**Stated exercise:**
In full and without alteration, give the listing again.

(Stored items from a collection)

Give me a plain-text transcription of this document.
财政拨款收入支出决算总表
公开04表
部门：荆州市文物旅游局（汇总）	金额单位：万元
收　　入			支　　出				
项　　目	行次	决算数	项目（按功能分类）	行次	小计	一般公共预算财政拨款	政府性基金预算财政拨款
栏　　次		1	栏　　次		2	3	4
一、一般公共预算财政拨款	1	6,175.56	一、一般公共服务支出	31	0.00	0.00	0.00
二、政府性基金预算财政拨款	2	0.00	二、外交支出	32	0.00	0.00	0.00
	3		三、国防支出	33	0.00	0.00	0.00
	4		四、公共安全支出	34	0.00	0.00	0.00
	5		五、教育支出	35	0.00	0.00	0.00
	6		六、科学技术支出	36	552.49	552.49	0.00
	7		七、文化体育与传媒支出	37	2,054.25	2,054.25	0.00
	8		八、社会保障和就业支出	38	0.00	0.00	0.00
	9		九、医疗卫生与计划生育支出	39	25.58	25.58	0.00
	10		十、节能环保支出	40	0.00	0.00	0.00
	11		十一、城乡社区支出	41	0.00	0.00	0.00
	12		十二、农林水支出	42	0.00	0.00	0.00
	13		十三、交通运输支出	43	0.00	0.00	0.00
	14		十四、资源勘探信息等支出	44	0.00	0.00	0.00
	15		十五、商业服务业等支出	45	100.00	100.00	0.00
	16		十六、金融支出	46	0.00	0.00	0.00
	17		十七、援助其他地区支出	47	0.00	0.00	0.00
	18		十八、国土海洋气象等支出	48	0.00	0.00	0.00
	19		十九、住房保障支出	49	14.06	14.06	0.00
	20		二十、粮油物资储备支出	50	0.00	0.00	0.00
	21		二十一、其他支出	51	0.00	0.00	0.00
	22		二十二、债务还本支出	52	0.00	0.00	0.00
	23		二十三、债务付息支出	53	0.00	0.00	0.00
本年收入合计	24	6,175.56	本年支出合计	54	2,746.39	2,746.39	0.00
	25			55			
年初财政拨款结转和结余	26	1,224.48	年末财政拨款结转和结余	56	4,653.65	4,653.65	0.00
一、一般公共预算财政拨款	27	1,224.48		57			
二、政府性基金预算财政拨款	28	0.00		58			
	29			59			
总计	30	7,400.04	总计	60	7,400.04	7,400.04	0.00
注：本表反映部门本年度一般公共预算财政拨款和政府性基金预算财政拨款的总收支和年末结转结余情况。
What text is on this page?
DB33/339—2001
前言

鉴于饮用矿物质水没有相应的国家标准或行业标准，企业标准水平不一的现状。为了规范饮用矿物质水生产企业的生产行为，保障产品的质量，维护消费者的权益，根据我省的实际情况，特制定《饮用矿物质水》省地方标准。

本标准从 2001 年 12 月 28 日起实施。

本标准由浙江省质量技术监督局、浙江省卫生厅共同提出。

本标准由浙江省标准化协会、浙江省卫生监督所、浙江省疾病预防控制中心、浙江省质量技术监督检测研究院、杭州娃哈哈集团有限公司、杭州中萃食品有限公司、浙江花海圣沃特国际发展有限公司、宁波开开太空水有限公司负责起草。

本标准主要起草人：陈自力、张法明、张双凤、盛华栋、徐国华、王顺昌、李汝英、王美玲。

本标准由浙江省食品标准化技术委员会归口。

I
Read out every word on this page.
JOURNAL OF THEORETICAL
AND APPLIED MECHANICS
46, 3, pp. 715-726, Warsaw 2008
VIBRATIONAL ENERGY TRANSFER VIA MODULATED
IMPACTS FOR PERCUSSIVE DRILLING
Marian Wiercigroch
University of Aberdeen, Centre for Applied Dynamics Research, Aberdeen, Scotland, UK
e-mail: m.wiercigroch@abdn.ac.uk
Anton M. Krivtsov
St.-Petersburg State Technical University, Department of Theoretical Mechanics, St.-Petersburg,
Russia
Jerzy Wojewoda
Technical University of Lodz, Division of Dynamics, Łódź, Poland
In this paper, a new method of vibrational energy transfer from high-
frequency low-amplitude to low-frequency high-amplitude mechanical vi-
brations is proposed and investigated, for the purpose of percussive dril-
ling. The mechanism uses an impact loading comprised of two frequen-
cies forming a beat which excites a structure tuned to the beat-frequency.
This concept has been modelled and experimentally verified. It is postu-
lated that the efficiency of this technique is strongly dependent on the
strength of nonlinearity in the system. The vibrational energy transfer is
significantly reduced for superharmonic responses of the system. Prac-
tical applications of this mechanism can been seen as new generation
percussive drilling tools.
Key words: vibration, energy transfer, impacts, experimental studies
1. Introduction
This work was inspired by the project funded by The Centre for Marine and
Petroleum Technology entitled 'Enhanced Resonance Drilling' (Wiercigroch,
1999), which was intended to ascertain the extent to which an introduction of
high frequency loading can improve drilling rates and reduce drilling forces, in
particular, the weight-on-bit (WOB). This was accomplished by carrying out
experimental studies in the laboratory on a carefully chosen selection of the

**Solution to the exercise:**
Give me a plain-text transcription of this document.
财政拨款收入支出决算总表
公开04表
部门：荆州市文物旅游局（汇总）	金额单位：万元
收　　入			支　　出				
项　　目	行次	决算数	项目（按功能分类）	行次	小计	一般公共预算财政拨款	政府性基金预算财政拨款
栏　　次		1	栏　　次		2	3	4
一、一般公共预算财政拨款	1	6,175.56	一、一般公共服务支出	31	0.00	0.00	0.00
二、政府性基金预算财政拨款	2	0.00	二、外交支出	32	0.00	0.00	0.00
	3		三、国防支出	33	0.00	0.00	0.00
	4		四、公共安全支出	34	0.00	0.00	0.00
	5		五、教育支出	35	0.00	0.00	0.00
	6		六、科学技术支出	36	552.49	552.49	0.00
	7		七、文化体育与传媒支出	37	2,054.25	2,054.25	0.00
	8		八、社会保障和就业支出	38	0.00	0.00	0.00
	9		九、医疗卫生与计划生育支出	39	25.58	25.58	0.00
	10		十、节能环保支出	40	0.00	0.00	0.00
	11		十一、城乡社区支出	41	0.00	0.00	0.00
	12		十二、农林水支出	42	0.00	0.00	0.00
	13		十三、交通运输支出	43	0.00	0.00	0.00
	14		十四、资源勘探信息等支出	44	0.00	0.00	0.00
	15		十五、商业服务业等支出	45	100.00	100.00	0.00
	16		十六、金融支出	46	0.00	0.00	0.00
	17		十七、援助其他地区支出	47	0.00	0.00	0.00
	18		十八、国土海洋气象等支出	48	0.00	0.00	0.00
	19		十九、住房保障支出	49	14.06	14.06	0.00
	20		二十、粮油物资储备支出	50	0.00	0.00	0.00
	21		二十一、其他支出	51	0.00	0.00	0.00
	22		二十二、债务还本支出	52	0.00	0.00	0.00
	23		二十三、债务付息支出	53	0.00	0.00	0.00
本年收入合计	24	6,175.56	本年支出合计	54	2,746.39	2,746.39	0.00
	25			55			
年初财政拨款结转和结余	26	1,224.48	年末财政拨款结转和结余	56	4,653.65	4,653.65	0.00
一、一般公共预算财政拨款	27	1,224.48		57			
二、政府性基金预算财政拨款	28	0.00		58			
	29			59			
总计	30	7,400.04	总计	60	7,400.04	7,400.04	0.00
注：本表反映部门本年度一般公共预算财政拨款和政府性基金预算财政拨款的总收支和年末结转结余情况。
What text is on this page?
DB33/339—2001
前言

鉴于饮用矿物质水没有相应的国家标准或行业标准，企业标准水平不一的现状。为了规范饮用矿物质水生产企业的生产行为，保障产品的质量，维护消费者的权益，根据我省的实际情况，特制定《饮用矿物质水》省地方标准。

本标准从 2001 年 12 月 28 日起实施。

本标准由浙江省质量技术监督局、浙江省卫生厅共同提出。

本标准由浙江省标准化协会、浙江省卫生监督所、浙江省疾病预防控制中心、浙江省质量技术监督检测研究院、杭州娃哈哈集团有限公司、杭州中萃食品有限公司、浙江花海圣沃特国际发展有限公司、宁波开开太空水有限公司负责起草。

本标准主要起草人：陈自力、张法明、张双凤、盛华栋、徐国华、王顺昌、李汝英、王美玲。

本标准由浙江省食品标准化技术委员会归口。

I
Read out every word on this page.
JOURNAL OF THEORETICAL
AND APPLIED MECHANICS
46, 3, pp. 715-726, Warsaw 2008
VIBRATIONAL ENERGY TRANSFER VIA MODULATED
IMPACTS FOR PERCUSSIVE DRILLING
Marian Wiercigroch
University of Aberdeen, Centre for Applied Dynamics Research, Aberdeen, Scotland, UK
e-mail: m.wiercigroch@abdn.ac.uk
Anton M. Krivtsov
St.-Petersburg State Technical University, Department of Theoretical Mechanics, St.-Petersburg,
Russia
Jerzy Wojewoda
Technical University of Lodz, Division of Dynamics, Łódź, Poland
In this paper, a new method of vibrational energy transfer from high-
frequency low-amplitude to low-frequency high-amplitude mechanical vi-
brations is proposed and investigated, for the purpose of percussive dril-
ling. The mechanism uses an impact loading comprised of two frequen-
cies forming a beat which excites a structure tuned to the beat-frequency.
This concept has been modelled and experimentally verified. It is postu-
lated that the efficiency of this technique is strongly dependent on the
strength of nonlinearity in the system. The vibrational energy transfer is
significantly reduced for superharmonic responses of the system. Prac-
tical applications of this mechanism can been seen as new generation
percussive drilling tools.
Key words: vibration, energy transfer, impacts, experimental studies
1. Introduction
This work was inspired by the project funded by The Centre for Marine and
Petroleum Technology entitled 'Enhanced Resonance Drilling' (Wiercigroch,
1999), which was intended to ascertain the extent to which an introduction of
high frequency loading can improve drilling rates and reduce drilling forces, in
particular, the weight-on-bit (WOB). This was accomplished by carrying out
experimental studies in the laboratory on a carefully chosen selection of the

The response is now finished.